_Element location data_:
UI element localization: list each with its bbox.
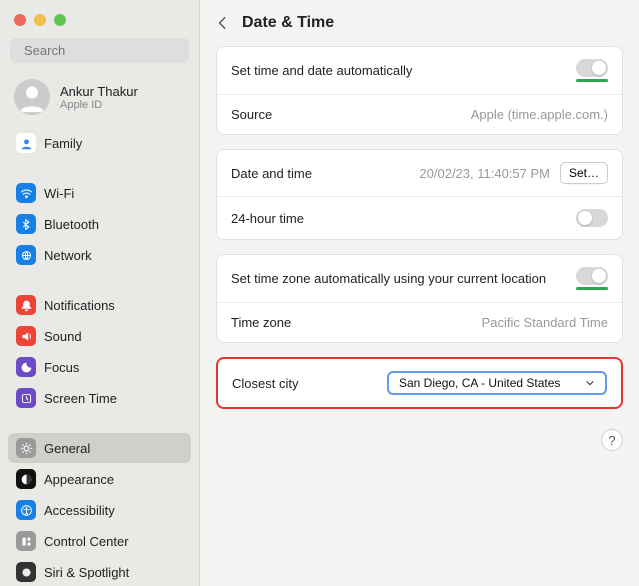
sidebar-item-label: Screen Time [44, 391, 117, 406]
panel-auto-time: Set time and date automatically Source A… [216, 46, 623, 135]
sound-icon [16, 326, 36, 346]
green-underline [576, 79, 608, 82]
sidebar-item-sound[interactable]: Sound [8, 321, 191, 351]
row-label: Source [231, 107, 272, 122]
sidebar-item-label: Siri & Spotlight [44, 565, 129, 580]
sidebar-item-focus[interactable]: Focus [8, 352, 191, 382]
help-button[interactable]: ? [601, 429, 623, 451]
sidebar-item-appearance[interactable]: Appearance [8, 464, 191, 494]
general-icon [16, 438, 36, 458]
sidebar-item-bluetooth[interactable]: Bluetooth [8, 209, 191, 239]
profile-name: Ankur Thakur [60, 84, 138, 99]
control-center-icon [16, 531, 36, 551]
sidebar-item-accessibility[interactable]: Accessibility [8, 495, 191, 525]
sidebar-item-general[interactable]: General [8, 433, 191, 463]
window-controls [0, 8, 199, 38]
panel-timezone: Set time zone automatically using your c… [216, 254, 623, 343]
sidebar-item-label: General [44, 441, 90, 456]
sidebar-item-control-center[interactable]: Control Center [8, 526, 191, 556]
sidebar-item-family[interactable]: Family [8, 128, 191, 158]
page-title: Date & Time [242, 14, 334, 32]
notifications-icon [16, 295, 36, 315]
row-label: Time zone [231, 315, 291, 330]
auto-timezone-toggle[interactable] [576, 267, 608, 285]
minimize-window[interactable] [34, 14, 46, 26]
sidebar-item-label: Network [44, 248, 92, 263]
apple-id-profile[interactable]: Ankur Thakur Apple ID [0, 71, 199, 125]
sidebar-item-label: Focus [44, 360, 79, 375]
sidebar-item-screen-time[interactable]: Screen Time [8, 383, 191, 413]
row-label: Set time and date automatically [231, 63, 412, 78]
closest-city-dropdown[interactable]: San Diego, CA - United States [387, 371, 607, 395]
datetime-value: 20/02/23, 11:40:57 PM [419, 166, 550, 181]
screen-time-icon [16, 388, 36, 408]
row-label: 24-hour time [231, 211, 304, 226]
sidebar-item-label: Accessibility [44, 503, 115, 518]
panel-datetime: Date and time 20/02/23, 11:40:57 PM Set…… [216, 149, 623, 240]
sidebar-item-notifications[interactable]: Notifications [8, 290, 191, 320]
accessibility-icon [16, 500, 36, 520]
content: Date & Time Set time and date automatica… [200, 0, 639, 586]
source-value: Apple (time.apple.com.) [471, 107, 608, 122]
avatar [14, 79, 50, 115]
wi-fi-icon [16, 183, 36, 203]
search-input[interactable] [24, 43, 200, 58]
sidebar-item-label: Appearance [44, 472, 114, 487]
sidebar-item-label: Control Center [44, 534, 129, 549]
appearance-icon [16, 469, 36, 489]
sidebar-item-label: Notifications [44, 298, 115, 313]
profile-sub: Apple ID [60, 99, 138, 111]
sidebar-item-label: Family [44, 136, 82, 151]
content-header: Date & Time [216, 14, 623, 32]
green-underline [576, 287, 608, 290]
siri-spotlight-icon [16, 562, 36, 582]
timezone-value: Pacific Standard Time [482, 315, 608, 330]
zoom-window[interactable] [54, 14, 66, 26]
sidebar-item-label: Bluetooth [44, 217, 99, 232]
search-field[interactable] [10, 38, 189, 63]
sidebar-item-network[interactable]: Network [8, 240, 191, 270]
sidebar-item-label: Sound [44, 329, 82, 344]
auto-time-toggle[interactable] [576, 59, 608, 77]
row-label: Date and time [231, 166, 312, 181]
row-label: Closest city [232, 376, 298, 391]
closest-city-value: San Diego, CA - United States [399, 376, 560, 390]
focus-icon [16, 357, 36, 377]
row-label: Set time zone automatically using your c… [231, 271, 546, 286]
sidebar-item-wi-fi[interactable]: Wi-Fi [8, 178, 191, 208]
sidebar-item-siri-spotlight[interactable]: Siri & Spotlight [8, 557, 191, 586]
family-icon [16, 133, 36, 153]
network-icon [16, 245, 36, 265]
bluetooth-icon [16, 214, 36, 234]
panel-closest-city-highlighted: Closest city San Diego, CA - United Stat… [216, 357, 623, 409]
close-window[interactable] [14, 14, 26, 26]
chevron-down-icon [585, 378, 595, 388]
sidebar-item-label: Wi-Fi [44, 186, 74, 201]
sidebar: Ankur Thakur Apple ID Family Wi-Fi Blueto… [0, 0, 200, 586]
back-icon[interactable] [216, 16, 230, 30]
set-button[interactable]: Set… [560, 162, 608, 184]
24h-toggle[interactable] [576, 209, 608, 227]
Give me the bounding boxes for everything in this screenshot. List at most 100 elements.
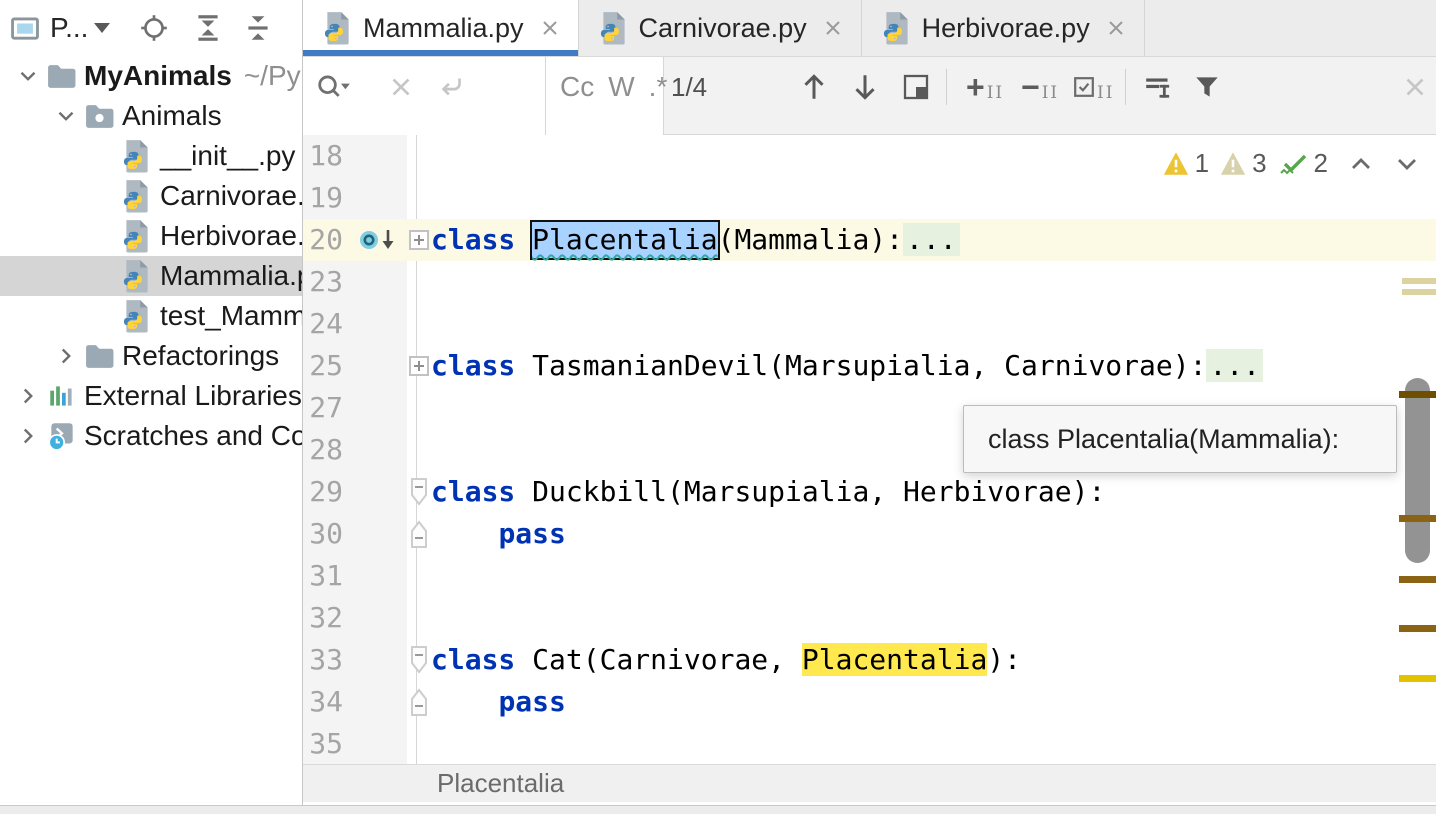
chevron-right-icon[interactable] xyxy=(48,343,84,369)
override-marker-icon[interactable] xyxy=(349,219,407,261)
folded-region[interactable]: ... xyxy=(903,223,960,256)
previous-occurrence-button[interactable] xyxy=(798,67,830,107)
sidebar-item-animals[interactable]: Animals xyxy=(0,96,302,136)
search-toggles: Cc W .* xyxy=(546,57,664,135)
tab-carnivorae-py[interactable]: Carnivorae.py xyxy=(579,0,862,56)
error-stripe-mark[interactable] xyxy=(1402,289,1436,295)
close-tab-icon[interactable] xyxy=(821,16,845,40)
line-number: 34 xyxy=(303,681,349,723)
preserve-case-button[interactable] xyxy=(1141,67,1177,107)
next-problem-icon[interactable] xyxy=(1392,149,1422,179)
close-findbar-icon[interactable] xyxy=(1399,67,1431,107)
fold-open-top-icon[interactable] xyxy=(407,471,431,513)
gutter-icon-slot xyxy=(349,723,407,764)
code-line-30: 30 pass xyxy=(303,513,1436,555)
prev-problem-icon[interactable] xyxy=(1346,149,1376,179)
error-stripe-mark[interactable] xyxy=(1402,278,1436,284)
weak-warning-count: 3 xyxy=(1252,148,1266,179)
search-input[interactable] xyxy=(303,57,546,135)
tab-mammalia-py[interactable]: Mammalia.py xyxy=(303,0,579,56)
sidebar-item-myanimals[interactable]: MyAnimals~/Py xyxy=(0,56,302,96)
next-occurrence-button[interactable] xyxy=(849,67,881,107)
filter-icon[interactable] xyxy=(1191,67,1223,107)
code-text[interactable]: class Placentalia(Mammalia):... xyxy=(431,219,960,261)
sidebar-item-mammalia-py[interactable]: Mammalia.py xyxy=(0,256,302,296)
gutter-icon-slot xyxy=(349,429,407,471)
fold-plus-icon[interactable] xyxy=(407,345,431,387)
clear-search-icon[interactable] xyxy=(385,71,417,103)
tree-item-label: __init__.py xyxy=(160,140,295,172)
sidebar-item--init-py[interactable]: __init__.py xyxy=(0,136,302,176)
remove-selection-button[interactable]: −II xyxy=(1021,67,1059,107)
code-text[interactable]: pass xyxy=(431,513,566,555)
error-stripe-mark[interactable] xyxy=(1399,675,1436,682)
error-stripe-mark[interactable] xyxy=(1399,625,1436,632)
weak-warning-indicator[interactable]: 3 xyxy=(1219,148,1266,179)
sidebar-item-herbivorae-py[interactable]: Herbivorae.py xyxy=(0,216,302,256)
regex-toggle[interactable]: .* xyxy=(649,71,668,103)
line-number: 25 xyxy=(303,345,349,387)
collapse-all-icon[interactable] xyxy=(242,8,274,48)
code-segment: Duckbill(Marsupialia, Herbivorae): xyxy=(515,475,1105,508)
folded-region[interactable]: ... xyxy=(1206,349,1263,382)
tree-item-label: Carnivorae.py xyxy=(160,180,303,212)
search-magnifier-icon[interactable] xyxy=(313,70,351,104)
chevron-right-icon[interactable] xyxy=(10,383,46,409)
match-case-toggle[interactable]: Cc xyxy=(560,71,594,103)
sidebar-item-test-mammalia-py[interactable]: test_Mammalia.py xyxy=(0,296,302,336)
breadcrumb-item[interactable]: Placentalia xyxy=(437,768,564,799)
status-bar xyxy=(0,805,1436,814)
tree-item-label: MyAnimals xyxy=(84,60,232,92)
open-in-find-window-button[interactable] xyxy=(901,67,931,107)
tool-window-icon[interactable] xyxy=(8,8,42,48)
chevron-down-icon[interactable] xyxy=(48,103,84,129)
findbar-separator xyxy=(946,69,947,105)
error-stripe-mark[interactable] xyxy=(1399,576,1436,583)
python-file-icon xyxy=(122,139,156,173)
code-text[interactable]: class TasmanianDevil(Marsupialia, Carniv… xyxy=(431,345,1263,387)
sidebar-item-scratches-and-consoles[interactable]: Scratches and Consoles xyxy=(0,416,302,456)
tab-label: Mammalia.py xyxy=(363,13,524,44)
add-selection-button[interactable]: +II xyxy=(966,67,1004,107)
ok-indicator[interactable]: 2 xyxy=(1277,148,1328,179)
error-stripe-mark[interactable] xyxy=(1399,391,1436,398)
words-toggle[interactable]: W xyxy=(608,71,634,103)
chevron-down-icon[interactable] xyxy=(10,63,46,89)
scratches-icon xyxy=(46,420,80,452)
sidebar-item-carnivorae-py[interactable]: Carnivorae.py xyxy=(0,176,302,216)
project-view-selector[interactable]: P... xyxy=(50,12,110,44)
close-tab-icon[interactable] xyxy=(1104,16,1128,40)
code-segment: ): xyxy=(987,643,1021,676)
code-text[interactable]: class Duckbill(Marsupialia, Herbivorae): xyxy=(431,471,1105,513)
declaration-tooltip: class Placentalia(Mammalia): xyxy=(963,405,1397,473)
code-segment: class xyxy=(431,349,515,382)
fold-slot xyxy=(407,135,431,177)
scrollbar-thumb[interactable] xyxy=(1405,378,1430,563)
line-number: 19 xyxy=(303,177,349,219)
expand-all-icon[interactable] xyxy=(192,8,224,48)
code-text[interactable]: pass xyxy=(431,681,566,723)
fold-open-bottom-icon[interactable] xyxy=(407,513,431,555)
sidebar-item-external-libraries[interactable]: External Libraries xyxy=(0,376,302,416)
gutter-icon-slot xyxy=(349,135,407,177)
gutter-icon-slot xyxy=(349,471,407,513)
code-segment: class xyxy=(431,223,515,256)
code-editor[interactable]: 181920class Placentalia(Mammalia):...232… xyxy=(303,135,1436,764)
chevron-right-icon[interactable] xyxy=(10,423,46,449)
code-text[interactable]: class Cat(Carnivorae, Placentalia): xyxy=(431,639,1021,681)
sidebar-item-refactorings[interactable]: Refactorings xyxy=(0,336,302,376)
code-segment: class xyxy=(431,643,515,676)
code-segment: pass xyxy=(498,517,565,550)
fold-open-top-icon[interactable] xyxy=(407,639,431,681)
tab-herbivorae-py[interactable]: Herbivorae.py xyxy=(862,0,1145,56)
newline-icon[interactable] xyxy=(435,71,467,103)
fold-open-bottom-icon[interactable] xyxy=(407,681,431,723)
select-all-occurrences-button[interactable]: II xyxy=(1073,67,1114,107)
fold-plus-icon[interactable] xyxy=(407,219,431,261)
warning-indicator[interactable]: 1 xyxy=(1162,148,1209,179)
editor-tabs: Mammalia.py Carnivorae.pyHerbivorae.py xyxy=(303,0,1436,57)
error-stripe-mark[interactable] xyxy=(1399,515,1436,522)
locate-target-icon[interactable] xyxy=(138,8,170,48)
close-tab-icon[interactable] xyxy=(538,16,562,40)
match-counter: 1/4 xyxy=(671,67,707,107)
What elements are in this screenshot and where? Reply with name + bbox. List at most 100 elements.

_EXERCISE DIRECTIONS_: Give the entries from the line with "sidebar-item-label: Screen Time" to the line with "sidebar-item-label: Accessibility [44, 503, 115, 518]" as a numbered list, leaving out any blank lines.

_RESPONSE TO THIS EXERCISE_:
1. sidebar-item-label: Screen Time [44, 391, 117, 406]
2. panel-auto-time: Set time and date automatically Source A… [216, 46, 623, 135]
3. sound-icon [16, 326, 36, 346]
4. green-underline [576, 79, 608, 82]
5. sidebar-item-sound[interactable]: Sound [8, 321, 191, 351]
6. row-label: Source [231, 107, 272, 122]
7. sidebar-item-label: Siri & Spotlight [44, 565, 129, 580]
8. sidebar-item-focus[interactable]: Focus [8, 352, 191, 382]
9. help-button[interactable]: ? [601, 429, 623, 451]
10. sidebar-item-appearance[interactable]: Appearance [8, 464, 191, 494]
11. general-icon [16, 438, 36, 458]
12. sidebar-item-bluetooth[interactable]: Bluetooth [8, 209, 191, 239]
13. profile-name: Ankur Thakur [60, 84, 138, 99]
14. control-center-icon [16, 531, 36, 551]
15. sidebar-item-accessibility[interactable]: Accessibility [8, 495, 191, 525]
16. sidebar-item-general[interactable]: General [8, 433, 191, 463]
17. window-controls [0, 8, 199, 38]
18. panel-timezone: Set time zone automatically using your c… [216, 254, 623, 343]
19. sidebar-item-label: General [44, 441, 90, 456]
20. sidebar-item-control-center[interactable]: Control Center [8, 526, 191, 556]
21. sidebar-item-family[interactable]: Family [8, 128, 191, 158]
22. page-title: Date & Time [242, 14, 334, 32]
23. notifications-icon [16, 295, 36, 315]
24. row-label: Time zone [231, 315, 291, 330]
25. auto-timezone-toggle[interactable] [576, 267, 608, 285]
26. minimize-window[interactable] [34, 14, 46, 26]
27. sidebar-item-label: Network [44, 248, 92, 263]
28. apple-id-profile[interactable]: Ankur Thakur Apple ID [0, 71, 199, 125]
29. sidebar-item-label: Focus [44, 360, 79, 375]
30. sidebar-item-screen-time[interactable]: Screen Time [8, 383, 191, 413]
31. row-label: Set time and date automatically [231, 63, 412, 78]
32. closest-city-dropdown[interactable]: San Diego, CA - United States [387, 371, 607, 395]
33. datetime-value: 20/02/23, 11:40:57 PM [419, 166, 550, 181]
34. screen-time-icon [16, 388, 36, 408]
35. row-label: 24-hour time [231, 211, 304, 226]
36. sidebar-item-label: Accessibility [44, 503, 115, 518]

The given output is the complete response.